▶ **Objective**: Go through the listing and set it down exactly, leaving out its pictures.

[Data items]

************

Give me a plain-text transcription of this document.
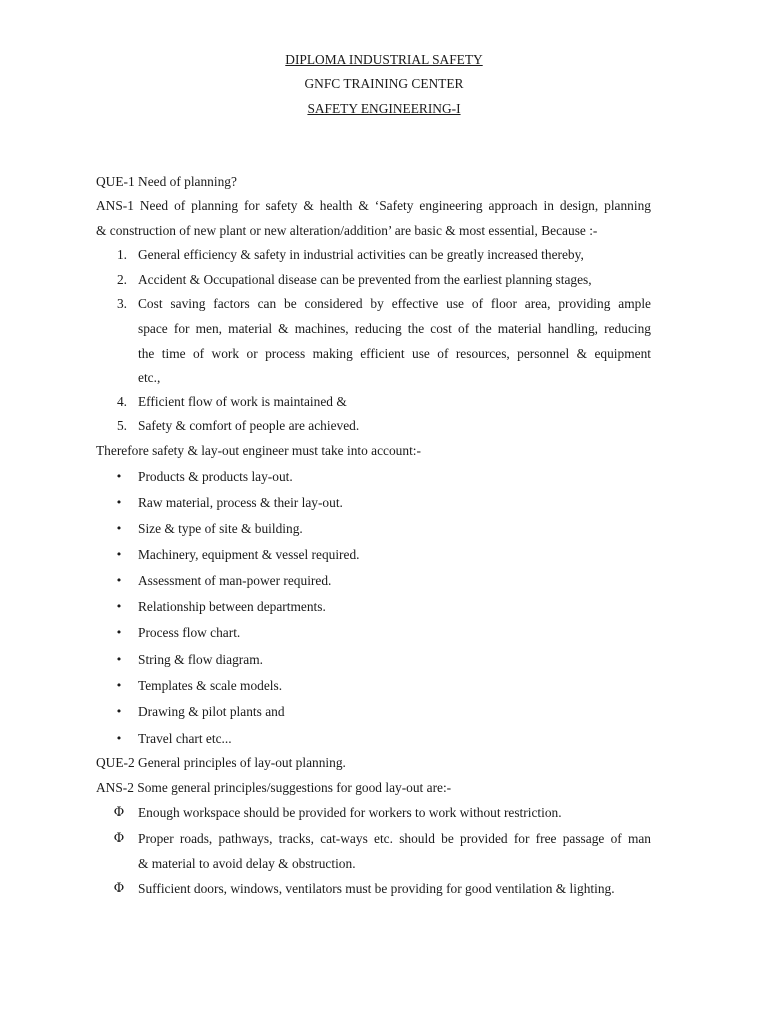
DIPLOMA INDUSTRIAL SAFETY
GNFC TRAINING CENTER
SAFETY ENGINEERING-I
QUE-1 Need of planning?
ANS-1 Need of planning for safety & health & ‘Safety engineering approach in design, planning
& construction of new plant or new alteration/addition’ are basic & most essential, Because :-
1. General efficiency & safety in industrial activities can be greatly increased thereby,
2. Accident & Occupational disease can be prevented from the earliest planning stages,
3. Cost saving factors can be considered by effective use of floor area, providing ample
space for men, material & machines, reducing the cost of the material handling, reducing
the time of work or process making efficient use of resources, personnel & equipment
etc.,
4. Efficient flow of work is maintained &
5. Safety & comfort of people are achieved.
Therefore safety & lay-out engineer must take into account:-
• Products & products lay-out.
• Raw material, process & their lay-out.
• Size & type of site & building.
• Machinery, equipment & vessel required.
• Assessment of man-power required.
• Relationship between departments.
• Process flow chart.
• String & flow diagram.
• Templates & scale models.
• Drawing & pilot plants and
• Travel chart etc...
QUE-2 General principles of lay-out planning.
ANS-2 Some general principles/suggestions for good lay-out are:-
Φ Enough workspace should be provided for workers to work without restriction.
Φ Proper roads, pathways, tracks, cat-ways etc. should be provided for free passage of man
& material to avoid delay & obstruction.
Φ Sufficient doors, windows, ventilators must be providing for good ventilation & lighting.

************

▶ **Final answer**:
Give me a plain-text transcription of this document.
DIPLOMA INDUSTRIAL SAFETY
GNFC TRAINING CENTER
SAFETY ENGINEERING-I
QUE-1 Need of planning?
ANS-1 Need of planning for safety & health & ‘Safety engineering approach in design, planning
& construction of new plant or new alteration/addition’ are basic & most essential, Because :-
1. General efficiency & safety in industrial activities can be greatly increased thereby,
2. Accident & Occupational disease can be prevented from the earliest planning stages,
3. Cost saving factors can be considered by effective use of floor area, providing ample
space for men, material & machines, reducing the cost of the material handling, reducing
the time of work or process making efficient use of resources, personnel & equipment
etc.,
4. Efficient flow of work is maintained &
5. Safety & comfort of people are achieved.
Therefore safety & lay-out engineer must take into account:-
• Products & products lay-out.
• Raw material, process & their lay-out.
• Size & type of site & building.
• Machinery, equipment & vessel required.
• Assessment of man-power required.
• Relationship between departments.
• Process flow chart.
• String & flow diagram.
• Templates & scale models.
• Drawing & pilot plants and
• Travel chart etc...
QUE-2 General principles of lay-out planning.
ANS-2 Some general principles/suggestions for good lay-out are:-
Φ Enough workspace should be provided for workers to work without restriction.
Φ Proper roads, pathways, tracks, cat-ways etc. should be provided for free passage of man
& material to avoid delay & obstruction.
Φ Sufficient doors, windows, ventilators must be providing for good ventilation & lighting.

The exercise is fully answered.